begin

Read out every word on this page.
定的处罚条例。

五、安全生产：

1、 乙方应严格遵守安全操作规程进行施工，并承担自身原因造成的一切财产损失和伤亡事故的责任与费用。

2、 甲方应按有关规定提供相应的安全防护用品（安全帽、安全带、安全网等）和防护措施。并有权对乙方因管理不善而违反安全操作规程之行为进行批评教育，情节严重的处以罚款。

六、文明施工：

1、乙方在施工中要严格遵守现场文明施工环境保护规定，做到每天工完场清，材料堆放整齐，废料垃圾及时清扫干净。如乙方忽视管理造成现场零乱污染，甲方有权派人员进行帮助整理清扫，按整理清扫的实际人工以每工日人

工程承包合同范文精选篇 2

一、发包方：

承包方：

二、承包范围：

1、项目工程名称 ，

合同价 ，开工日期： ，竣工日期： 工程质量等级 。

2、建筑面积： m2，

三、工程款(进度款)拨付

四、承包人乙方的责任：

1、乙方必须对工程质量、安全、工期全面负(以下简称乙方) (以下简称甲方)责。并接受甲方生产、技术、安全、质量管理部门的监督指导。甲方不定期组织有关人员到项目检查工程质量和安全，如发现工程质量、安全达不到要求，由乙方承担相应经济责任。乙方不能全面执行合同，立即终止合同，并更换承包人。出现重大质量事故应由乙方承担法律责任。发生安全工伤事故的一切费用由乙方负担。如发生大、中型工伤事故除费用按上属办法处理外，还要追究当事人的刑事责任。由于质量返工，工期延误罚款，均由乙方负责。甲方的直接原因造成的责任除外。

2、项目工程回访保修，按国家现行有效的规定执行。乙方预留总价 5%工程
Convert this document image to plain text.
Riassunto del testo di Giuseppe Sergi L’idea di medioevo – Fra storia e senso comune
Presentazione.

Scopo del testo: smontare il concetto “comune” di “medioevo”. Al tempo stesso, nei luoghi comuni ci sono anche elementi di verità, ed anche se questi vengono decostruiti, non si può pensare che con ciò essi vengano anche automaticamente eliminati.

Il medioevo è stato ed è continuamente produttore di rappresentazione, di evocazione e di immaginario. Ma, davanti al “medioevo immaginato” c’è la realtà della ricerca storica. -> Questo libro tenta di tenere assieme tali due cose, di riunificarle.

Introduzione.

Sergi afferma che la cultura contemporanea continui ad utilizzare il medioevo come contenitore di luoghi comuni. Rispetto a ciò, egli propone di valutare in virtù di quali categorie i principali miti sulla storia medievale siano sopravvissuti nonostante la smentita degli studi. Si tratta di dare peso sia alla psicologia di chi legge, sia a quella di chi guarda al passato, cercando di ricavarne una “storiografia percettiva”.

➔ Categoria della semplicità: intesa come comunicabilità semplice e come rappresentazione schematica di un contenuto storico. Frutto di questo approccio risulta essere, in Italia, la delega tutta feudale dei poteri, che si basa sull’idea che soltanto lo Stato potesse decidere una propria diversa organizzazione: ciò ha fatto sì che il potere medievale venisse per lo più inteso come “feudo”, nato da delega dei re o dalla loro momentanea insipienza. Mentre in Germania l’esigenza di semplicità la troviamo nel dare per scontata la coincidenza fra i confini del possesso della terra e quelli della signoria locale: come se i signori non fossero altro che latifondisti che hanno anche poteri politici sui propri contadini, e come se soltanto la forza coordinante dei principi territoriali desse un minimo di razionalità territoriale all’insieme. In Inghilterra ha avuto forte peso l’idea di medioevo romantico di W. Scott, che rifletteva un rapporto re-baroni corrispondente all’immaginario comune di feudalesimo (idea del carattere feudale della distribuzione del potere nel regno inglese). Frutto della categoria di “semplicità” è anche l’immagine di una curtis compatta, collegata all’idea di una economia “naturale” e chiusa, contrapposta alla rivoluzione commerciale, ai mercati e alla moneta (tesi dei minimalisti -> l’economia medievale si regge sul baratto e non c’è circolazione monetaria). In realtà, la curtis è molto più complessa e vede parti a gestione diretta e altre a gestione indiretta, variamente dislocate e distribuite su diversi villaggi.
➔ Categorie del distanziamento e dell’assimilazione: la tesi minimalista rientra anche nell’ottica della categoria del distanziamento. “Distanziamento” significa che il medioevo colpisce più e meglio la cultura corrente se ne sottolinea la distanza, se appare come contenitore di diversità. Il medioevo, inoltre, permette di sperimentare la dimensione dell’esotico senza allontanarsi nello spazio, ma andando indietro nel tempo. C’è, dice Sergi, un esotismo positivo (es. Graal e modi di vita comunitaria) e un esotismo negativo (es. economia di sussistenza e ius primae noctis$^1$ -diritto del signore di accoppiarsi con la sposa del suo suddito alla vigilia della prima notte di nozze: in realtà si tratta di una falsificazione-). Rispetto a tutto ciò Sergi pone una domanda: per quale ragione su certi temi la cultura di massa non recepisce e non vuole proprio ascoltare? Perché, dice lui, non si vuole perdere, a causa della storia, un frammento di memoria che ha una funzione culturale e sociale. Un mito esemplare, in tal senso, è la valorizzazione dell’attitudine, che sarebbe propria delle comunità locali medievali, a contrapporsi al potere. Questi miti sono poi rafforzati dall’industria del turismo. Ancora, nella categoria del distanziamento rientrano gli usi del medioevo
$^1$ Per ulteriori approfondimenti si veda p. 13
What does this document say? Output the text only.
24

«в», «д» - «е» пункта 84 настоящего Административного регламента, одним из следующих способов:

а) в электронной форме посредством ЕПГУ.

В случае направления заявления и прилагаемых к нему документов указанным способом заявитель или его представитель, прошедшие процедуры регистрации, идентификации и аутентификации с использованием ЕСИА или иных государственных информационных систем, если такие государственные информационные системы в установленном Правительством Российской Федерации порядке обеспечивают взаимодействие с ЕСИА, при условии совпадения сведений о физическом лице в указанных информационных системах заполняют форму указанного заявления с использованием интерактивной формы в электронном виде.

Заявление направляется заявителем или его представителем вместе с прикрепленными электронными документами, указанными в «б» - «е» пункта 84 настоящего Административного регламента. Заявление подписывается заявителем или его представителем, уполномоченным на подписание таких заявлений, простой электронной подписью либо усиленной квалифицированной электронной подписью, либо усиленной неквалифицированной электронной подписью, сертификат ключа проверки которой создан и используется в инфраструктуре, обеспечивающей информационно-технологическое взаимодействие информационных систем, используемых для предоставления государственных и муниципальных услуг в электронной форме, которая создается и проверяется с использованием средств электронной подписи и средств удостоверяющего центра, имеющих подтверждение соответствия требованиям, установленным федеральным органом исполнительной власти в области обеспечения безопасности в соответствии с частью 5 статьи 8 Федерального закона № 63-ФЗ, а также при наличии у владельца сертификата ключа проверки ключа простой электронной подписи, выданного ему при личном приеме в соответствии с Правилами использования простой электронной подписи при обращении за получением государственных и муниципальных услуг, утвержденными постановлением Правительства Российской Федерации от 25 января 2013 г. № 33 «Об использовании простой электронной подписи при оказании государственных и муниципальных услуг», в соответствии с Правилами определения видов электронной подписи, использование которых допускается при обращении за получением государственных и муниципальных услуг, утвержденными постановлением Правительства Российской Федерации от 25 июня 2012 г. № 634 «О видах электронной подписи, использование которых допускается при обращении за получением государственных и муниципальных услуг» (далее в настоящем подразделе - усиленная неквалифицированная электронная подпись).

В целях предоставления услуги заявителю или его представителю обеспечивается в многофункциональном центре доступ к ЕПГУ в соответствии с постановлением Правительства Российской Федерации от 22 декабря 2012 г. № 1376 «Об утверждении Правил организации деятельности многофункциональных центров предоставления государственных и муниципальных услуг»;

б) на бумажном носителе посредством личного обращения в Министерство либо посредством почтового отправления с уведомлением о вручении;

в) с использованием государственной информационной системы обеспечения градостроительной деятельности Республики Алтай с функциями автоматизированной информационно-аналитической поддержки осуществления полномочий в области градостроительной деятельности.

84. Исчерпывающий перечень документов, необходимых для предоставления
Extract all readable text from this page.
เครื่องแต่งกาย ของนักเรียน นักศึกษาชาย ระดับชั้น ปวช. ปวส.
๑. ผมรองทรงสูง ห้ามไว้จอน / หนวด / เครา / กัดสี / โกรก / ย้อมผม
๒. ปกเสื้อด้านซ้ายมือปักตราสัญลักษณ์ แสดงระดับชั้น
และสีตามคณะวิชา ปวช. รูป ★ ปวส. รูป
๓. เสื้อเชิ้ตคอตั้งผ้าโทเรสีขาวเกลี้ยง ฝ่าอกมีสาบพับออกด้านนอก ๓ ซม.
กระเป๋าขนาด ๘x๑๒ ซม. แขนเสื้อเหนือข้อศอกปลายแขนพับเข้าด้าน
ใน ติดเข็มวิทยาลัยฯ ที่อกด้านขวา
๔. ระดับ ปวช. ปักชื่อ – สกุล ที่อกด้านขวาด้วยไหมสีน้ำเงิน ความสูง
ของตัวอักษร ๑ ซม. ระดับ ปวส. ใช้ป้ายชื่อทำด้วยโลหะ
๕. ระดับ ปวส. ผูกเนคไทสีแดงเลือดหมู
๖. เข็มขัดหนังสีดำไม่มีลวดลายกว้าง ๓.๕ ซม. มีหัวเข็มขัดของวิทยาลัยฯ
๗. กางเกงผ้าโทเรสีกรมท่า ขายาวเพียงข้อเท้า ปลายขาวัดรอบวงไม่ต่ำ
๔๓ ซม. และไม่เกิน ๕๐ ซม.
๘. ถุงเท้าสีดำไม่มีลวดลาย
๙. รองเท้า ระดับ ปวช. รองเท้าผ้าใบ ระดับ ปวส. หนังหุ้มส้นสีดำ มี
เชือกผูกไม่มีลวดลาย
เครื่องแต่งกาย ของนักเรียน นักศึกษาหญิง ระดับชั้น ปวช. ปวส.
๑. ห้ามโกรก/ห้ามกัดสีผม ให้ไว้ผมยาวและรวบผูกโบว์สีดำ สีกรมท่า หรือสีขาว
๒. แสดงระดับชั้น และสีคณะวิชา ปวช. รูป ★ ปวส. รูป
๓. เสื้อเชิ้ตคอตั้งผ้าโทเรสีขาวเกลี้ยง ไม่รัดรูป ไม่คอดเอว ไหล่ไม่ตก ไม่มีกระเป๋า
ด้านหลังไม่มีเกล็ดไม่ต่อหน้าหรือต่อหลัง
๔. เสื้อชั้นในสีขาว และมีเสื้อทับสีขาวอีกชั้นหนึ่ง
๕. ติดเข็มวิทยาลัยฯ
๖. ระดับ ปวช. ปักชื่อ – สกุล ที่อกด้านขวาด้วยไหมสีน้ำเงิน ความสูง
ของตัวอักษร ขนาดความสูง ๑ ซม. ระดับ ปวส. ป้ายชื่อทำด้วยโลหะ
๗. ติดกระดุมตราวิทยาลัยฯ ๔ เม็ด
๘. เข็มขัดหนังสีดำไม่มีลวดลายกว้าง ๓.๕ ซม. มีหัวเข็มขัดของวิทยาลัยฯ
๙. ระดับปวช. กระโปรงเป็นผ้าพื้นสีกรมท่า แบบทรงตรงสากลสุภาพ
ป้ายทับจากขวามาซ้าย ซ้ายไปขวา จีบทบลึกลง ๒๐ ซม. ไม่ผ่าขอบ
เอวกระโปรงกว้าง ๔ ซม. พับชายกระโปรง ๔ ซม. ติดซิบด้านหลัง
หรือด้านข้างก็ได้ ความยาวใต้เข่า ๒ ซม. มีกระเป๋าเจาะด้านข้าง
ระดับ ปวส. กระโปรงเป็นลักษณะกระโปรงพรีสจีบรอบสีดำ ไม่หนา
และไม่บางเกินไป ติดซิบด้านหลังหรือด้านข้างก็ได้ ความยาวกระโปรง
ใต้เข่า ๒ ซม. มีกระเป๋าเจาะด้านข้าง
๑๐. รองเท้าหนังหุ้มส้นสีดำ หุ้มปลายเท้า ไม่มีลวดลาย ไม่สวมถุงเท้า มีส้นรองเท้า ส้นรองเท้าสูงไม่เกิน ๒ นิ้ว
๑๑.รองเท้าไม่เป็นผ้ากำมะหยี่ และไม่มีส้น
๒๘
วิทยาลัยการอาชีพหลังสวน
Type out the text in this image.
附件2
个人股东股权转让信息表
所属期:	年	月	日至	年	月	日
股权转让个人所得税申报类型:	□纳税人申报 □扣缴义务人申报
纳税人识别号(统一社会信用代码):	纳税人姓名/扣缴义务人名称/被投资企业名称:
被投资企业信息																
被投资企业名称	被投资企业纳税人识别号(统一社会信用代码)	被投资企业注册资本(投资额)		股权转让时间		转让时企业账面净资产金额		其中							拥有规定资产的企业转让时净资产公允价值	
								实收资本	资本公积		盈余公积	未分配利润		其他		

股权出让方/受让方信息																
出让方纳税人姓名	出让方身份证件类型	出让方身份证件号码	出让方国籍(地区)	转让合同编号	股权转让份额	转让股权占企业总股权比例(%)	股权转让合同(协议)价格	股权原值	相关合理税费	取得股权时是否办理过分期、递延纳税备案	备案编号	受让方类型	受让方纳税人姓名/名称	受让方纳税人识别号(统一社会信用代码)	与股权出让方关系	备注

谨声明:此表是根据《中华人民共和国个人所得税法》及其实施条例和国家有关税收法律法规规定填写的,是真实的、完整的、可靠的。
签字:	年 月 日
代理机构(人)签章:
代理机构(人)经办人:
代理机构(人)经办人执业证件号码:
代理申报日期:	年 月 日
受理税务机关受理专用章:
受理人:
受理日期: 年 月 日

end

Repeat exactly, and only, the lines from the line containing "Type out the text in this image." through the last line of the records above, both included.

CORRECT ANSWER:
Type out the text in this image.
附件2
个人股东股权转让信息表
所属期:	年	月	日至	年	月	日
股权转让个人所得税申报类型:	□纳税人申报 □扣缴义务人申报
纳税人识别号(统一社会信用代码):	纳税人姓名/扣缴义务人名称/被投资企业名称:
被投资企业信息																
被投资企业名称	被投资企业纳税人识别号(统一社会信用代码)	被投资企业注册资本(投资额)		股权转让时间		转让时企业账面净资产金额		其中							拥有规定资产的企业转让时净资产公允价值	
								实收资本	资本公积		盈余公积	未分配利润		其他		

股权出让方/受让方信息																
出让方纳税人姓名	出让方身份证件类型	出让方身份证件号码	出让方国籍(地区)	转让合同编号	股权转让份额	转让股权占企业总股权比例(%)	股权转让合同(协议)价格	股权原值	相关合理税费	取得股权时是否办理过分期、递延纳税备案	备案编号	受让方类型	受让方纳税人姓名/名称	受让方纳税人识别号(统一社会信用代码)	与股权出让方关系	备注

谨声明:此表是根据《中华人民共和国个人所得税法》及其实施条例和国家有关税收法律法规规定填写的,是真实的、完整的、可靠的。
签字:	年 月 日
代理机构(人)签章:
代理机构(人)经办人:
代理机构(人)经办人执业证件号码:
代理申报日期:	年 月 日
受理税务机关受理专用章:
受理人:
受理日期: 年 月 日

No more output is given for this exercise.